Records about charts and figures:
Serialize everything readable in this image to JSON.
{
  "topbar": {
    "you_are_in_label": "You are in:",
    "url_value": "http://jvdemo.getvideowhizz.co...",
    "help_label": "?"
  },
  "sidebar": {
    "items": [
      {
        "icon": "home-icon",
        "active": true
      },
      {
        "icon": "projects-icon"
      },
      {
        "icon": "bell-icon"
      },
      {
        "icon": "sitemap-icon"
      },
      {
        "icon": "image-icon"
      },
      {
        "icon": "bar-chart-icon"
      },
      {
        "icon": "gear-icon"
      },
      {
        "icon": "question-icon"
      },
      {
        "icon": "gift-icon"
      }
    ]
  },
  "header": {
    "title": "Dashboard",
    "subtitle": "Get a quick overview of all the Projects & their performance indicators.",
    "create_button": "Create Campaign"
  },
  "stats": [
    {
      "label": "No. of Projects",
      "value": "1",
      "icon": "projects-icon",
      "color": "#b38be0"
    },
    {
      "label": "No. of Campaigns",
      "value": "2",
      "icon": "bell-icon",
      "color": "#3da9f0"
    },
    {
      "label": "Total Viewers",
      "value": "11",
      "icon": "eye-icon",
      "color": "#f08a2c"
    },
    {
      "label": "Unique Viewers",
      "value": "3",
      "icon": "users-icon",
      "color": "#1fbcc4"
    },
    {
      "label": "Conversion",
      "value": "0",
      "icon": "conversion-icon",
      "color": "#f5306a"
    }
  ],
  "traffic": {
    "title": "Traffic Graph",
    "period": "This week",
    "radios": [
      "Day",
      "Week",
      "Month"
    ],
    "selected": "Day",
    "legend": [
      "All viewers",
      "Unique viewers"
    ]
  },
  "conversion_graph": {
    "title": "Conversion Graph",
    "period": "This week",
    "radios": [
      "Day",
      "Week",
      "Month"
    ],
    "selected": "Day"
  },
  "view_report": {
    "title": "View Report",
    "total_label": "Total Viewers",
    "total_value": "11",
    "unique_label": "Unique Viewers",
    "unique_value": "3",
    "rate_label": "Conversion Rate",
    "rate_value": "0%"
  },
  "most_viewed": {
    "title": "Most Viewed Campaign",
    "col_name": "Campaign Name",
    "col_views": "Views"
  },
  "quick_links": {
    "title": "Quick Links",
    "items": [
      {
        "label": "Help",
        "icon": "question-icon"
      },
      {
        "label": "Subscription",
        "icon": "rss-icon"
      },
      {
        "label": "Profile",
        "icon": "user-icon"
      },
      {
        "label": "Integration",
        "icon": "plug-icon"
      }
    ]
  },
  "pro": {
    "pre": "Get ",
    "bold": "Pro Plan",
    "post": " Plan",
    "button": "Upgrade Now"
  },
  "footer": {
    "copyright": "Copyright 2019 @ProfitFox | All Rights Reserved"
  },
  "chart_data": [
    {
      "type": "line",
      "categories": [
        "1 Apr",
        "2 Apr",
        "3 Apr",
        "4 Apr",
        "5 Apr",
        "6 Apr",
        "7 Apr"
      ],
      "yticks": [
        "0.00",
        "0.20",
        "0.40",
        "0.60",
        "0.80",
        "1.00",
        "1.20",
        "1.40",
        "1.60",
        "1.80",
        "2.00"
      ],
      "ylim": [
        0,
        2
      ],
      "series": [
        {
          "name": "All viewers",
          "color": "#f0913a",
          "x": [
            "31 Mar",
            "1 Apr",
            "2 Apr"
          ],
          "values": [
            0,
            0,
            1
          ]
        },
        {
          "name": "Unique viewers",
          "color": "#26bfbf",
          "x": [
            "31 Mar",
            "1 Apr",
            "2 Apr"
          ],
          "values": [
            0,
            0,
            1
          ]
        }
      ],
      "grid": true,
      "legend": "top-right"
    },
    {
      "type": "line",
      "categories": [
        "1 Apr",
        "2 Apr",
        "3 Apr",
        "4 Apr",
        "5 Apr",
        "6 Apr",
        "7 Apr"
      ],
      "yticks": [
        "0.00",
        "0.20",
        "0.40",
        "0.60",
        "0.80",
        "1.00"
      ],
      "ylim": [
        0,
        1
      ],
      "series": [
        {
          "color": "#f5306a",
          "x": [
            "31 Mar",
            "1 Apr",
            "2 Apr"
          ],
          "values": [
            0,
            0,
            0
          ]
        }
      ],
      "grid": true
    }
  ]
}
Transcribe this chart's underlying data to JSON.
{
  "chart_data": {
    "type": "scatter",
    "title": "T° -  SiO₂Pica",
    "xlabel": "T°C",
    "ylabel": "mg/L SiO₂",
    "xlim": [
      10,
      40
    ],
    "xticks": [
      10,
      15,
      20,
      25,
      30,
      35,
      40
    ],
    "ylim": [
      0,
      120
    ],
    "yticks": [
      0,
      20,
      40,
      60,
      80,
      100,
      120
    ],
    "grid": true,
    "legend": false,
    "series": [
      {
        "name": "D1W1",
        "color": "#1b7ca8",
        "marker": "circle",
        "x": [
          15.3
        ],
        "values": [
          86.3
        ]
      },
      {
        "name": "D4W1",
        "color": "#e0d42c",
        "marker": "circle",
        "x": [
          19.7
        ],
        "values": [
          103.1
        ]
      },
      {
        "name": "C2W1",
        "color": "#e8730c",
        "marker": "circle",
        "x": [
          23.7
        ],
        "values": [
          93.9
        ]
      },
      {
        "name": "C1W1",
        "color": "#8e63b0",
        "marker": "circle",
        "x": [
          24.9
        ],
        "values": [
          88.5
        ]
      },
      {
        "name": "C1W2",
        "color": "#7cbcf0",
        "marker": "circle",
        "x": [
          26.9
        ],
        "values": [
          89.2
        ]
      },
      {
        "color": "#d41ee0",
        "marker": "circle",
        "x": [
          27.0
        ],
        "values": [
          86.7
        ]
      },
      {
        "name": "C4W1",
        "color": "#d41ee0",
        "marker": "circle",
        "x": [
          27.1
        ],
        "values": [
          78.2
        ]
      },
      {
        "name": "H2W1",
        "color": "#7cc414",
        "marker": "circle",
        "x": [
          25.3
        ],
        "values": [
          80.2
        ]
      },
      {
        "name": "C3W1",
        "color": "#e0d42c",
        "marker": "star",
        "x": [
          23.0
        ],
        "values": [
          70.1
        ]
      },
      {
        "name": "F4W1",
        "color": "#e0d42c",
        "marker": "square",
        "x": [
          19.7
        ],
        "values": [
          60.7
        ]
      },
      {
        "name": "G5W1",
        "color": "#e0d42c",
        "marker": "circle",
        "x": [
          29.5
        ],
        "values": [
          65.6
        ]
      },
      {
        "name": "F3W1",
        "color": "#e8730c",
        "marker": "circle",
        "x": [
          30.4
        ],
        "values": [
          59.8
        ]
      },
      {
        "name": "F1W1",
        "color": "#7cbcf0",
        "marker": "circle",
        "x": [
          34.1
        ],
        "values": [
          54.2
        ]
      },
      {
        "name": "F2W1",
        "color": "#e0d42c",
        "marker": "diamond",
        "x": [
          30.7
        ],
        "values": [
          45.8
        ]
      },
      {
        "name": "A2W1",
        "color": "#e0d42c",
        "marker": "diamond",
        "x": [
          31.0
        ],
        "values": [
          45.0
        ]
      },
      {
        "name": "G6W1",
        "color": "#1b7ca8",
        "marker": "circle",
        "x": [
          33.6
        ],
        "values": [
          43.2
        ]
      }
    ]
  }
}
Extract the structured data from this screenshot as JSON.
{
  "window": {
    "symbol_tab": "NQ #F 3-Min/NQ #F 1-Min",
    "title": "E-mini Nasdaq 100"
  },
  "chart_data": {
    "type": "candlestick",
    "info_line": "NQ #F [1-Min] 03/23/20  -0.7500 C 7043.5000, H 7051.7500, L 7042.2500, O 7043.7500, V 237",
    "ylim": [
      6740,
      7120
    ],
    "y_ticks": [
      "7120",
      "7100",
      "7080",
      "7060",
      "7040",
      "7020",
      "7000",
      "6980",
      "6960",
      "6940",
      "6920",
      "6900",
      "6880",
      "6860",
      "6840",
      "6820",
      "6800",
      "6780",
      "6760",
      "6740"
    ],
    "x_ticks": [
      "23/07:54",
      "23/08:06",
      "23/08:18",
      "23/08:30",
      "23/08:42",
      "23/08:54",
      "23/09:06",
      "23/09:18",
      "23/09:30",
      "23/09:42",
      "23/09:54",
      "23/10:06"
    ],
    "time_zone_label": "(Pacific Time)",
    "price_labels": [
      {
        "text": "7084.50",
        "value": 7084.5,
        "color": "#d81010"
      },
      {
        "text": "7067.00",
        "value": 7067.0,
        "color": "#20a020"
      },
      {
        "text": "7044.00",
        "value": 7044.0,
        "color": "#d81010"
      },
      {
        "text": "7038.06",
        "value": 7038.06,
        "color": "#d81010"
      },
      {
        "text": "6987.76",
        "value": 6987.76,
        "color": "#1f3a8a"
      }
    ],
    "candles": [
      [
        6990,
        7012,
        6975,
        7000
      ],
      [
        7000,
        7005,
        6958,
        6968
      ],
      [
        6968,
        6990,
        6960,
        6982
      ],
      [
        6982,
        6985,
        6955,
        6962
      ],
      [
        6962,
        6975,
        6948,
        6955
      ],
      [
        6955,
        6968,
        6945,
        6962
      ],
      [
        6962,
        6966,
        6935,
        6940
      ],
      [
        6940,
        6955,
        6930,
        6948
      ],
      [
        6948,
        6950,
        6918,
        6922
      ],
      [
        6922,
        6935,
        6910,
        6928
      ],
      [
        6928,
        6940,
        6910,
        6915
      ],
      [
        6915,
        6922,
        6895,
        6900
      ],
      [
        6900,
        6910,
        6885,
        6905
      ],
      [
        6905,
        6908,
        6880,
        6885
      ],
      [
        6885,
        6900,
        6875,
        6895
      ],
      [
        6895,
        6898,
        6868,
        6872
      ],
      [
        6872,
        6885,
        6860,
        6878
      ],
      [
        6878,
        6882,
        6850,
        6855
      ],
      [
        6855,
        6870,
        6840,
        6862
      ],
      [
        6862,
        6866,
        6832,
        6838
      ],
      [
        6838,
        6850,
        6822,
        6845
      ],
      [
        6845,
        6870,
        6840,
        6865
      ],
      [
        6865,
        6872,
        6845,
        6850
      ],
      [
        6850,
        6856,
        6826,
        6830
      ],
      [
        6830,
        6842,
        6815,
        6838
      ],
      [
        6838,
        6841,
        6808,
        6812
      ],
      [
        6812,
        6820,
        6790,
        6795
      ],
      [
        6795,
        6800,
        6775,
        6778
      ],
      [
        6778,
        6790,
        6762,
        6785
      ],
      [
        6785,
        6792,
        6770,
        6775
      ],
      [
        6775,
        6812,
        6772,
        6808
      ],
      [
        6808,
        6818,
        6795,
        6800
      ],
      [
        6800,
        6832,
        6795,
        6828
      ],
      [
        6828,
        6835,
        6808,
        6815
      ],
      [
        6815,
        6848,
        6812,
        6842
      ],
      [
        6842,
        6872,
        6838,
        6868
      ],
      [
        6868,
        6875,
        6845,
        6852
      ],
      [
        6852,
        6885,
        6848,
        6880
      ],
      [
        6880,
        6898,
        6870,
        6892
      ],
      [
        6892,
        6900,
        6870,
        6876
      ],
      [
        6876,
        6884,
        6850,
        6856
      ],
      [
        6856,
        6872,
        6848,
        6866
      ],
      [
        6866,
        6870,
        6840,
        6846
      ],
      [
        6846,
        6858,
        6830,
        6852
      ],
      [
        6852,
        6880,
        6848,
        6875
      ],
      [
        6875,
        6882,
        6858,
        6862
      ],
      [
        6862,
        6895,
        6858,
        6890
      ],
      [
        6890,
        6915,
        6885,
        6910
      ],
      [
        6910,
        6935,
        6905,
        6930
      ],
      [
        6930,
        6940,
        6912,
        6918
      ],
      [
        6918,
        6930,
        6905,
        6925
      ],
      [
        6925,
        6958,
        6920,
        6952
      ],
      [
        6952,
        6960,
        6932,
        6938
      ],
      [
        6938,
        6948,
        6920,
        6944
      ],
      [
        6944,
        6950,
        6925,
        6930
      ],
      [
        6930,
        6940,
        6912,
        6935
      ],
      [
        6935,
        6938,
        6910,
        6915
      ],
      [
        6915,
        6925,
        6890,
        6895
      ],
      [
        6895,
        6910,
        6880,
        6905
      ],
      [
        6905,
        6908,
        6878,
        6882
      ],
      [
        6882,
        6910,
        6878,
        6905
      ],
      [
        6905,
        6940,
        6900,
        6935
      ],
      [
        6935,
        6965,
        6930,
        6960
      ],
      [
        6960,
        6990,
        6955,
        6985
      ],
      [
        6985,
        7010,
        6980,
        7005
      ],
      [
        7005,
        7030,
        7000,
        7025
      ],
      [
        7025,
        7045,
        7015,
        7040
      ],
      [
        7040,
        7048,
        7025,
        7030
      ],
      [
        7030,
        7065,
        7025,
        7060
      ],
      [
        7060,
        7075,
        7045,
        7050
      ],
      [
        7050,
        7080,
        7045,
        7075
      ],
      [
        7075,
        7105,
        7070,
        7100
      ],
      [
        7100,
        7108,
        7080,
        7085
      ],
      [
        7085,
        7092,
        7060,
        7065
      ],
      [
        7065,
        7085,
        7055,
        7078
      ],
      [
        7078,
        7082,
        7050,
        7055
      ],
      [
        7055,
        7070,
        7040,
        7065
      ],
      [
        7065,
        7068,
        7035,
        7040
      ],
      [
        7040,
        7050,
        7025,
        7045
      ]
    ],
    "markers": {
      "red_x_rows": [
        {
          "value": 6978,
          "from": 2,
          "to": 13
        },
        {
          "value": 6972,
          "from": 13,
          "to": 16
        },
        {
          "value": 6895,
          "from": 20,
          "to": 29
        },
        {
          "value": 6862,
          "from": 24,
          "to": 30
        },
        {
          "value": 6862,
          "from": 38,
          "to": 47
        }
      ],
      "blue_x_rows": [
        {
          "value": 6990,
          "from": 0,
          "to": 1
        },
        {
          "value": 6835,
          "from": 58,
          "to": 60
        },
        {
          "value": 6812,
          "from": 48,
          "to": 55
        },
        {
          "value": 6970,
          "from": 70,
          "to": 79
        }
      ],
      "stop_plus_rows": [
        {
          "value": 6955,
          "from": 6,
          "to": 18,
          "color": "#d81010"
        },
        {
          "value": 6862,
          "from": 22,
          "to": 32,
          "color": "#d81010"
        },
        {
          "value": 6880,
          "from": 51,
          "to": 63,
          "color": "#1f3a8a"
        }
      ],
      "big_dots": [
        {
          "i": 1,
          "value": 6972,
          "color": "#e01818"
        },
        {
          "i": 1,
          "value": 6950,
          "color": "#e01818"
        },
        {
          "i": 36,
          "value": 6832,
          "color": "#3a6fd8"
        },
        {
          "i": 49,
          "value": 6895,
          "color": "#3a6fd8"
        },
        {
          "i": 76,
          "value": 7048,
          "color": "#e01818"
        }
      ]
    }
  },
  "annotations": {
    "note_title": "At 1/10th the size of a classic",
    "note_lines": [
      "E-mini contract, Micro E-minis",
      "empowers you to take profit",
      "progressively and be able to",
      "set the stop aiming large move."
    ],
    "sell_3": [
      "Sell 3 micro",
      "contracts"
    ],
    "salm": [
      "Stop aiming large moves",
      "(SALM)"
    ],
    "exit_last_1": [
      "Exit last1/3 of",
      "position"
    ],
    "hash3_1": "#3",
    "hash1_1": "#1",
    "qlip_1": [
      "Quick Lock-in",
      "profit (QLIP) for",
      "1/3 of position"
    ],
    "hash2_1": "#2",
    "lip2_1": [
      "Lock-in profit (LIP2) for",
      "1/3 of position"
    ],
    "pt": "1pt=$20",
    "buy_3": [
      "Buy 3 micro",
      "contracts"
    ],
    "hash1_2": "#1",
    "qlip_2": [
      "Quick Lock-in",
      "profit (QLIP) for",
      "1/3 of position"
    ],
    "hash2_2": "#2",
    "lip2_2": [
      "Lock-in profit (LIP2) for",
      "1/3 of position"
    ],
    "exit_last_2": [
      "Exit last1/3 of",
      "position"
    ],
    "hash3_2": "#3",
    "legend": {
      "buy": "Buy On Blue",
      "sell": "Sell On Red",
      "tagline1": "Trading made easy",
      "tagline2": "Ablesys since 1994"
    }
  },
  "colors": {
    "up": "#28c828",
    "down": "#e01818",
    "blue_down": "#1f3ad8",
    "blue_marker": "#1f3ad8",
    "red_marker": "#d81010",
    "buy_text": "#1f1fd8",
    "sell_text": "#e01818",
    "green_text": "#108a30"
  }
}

- **Your instructions**
Find every line with the word "legend" and state how many there are, with no other words.

- **Answer for this exercise**
4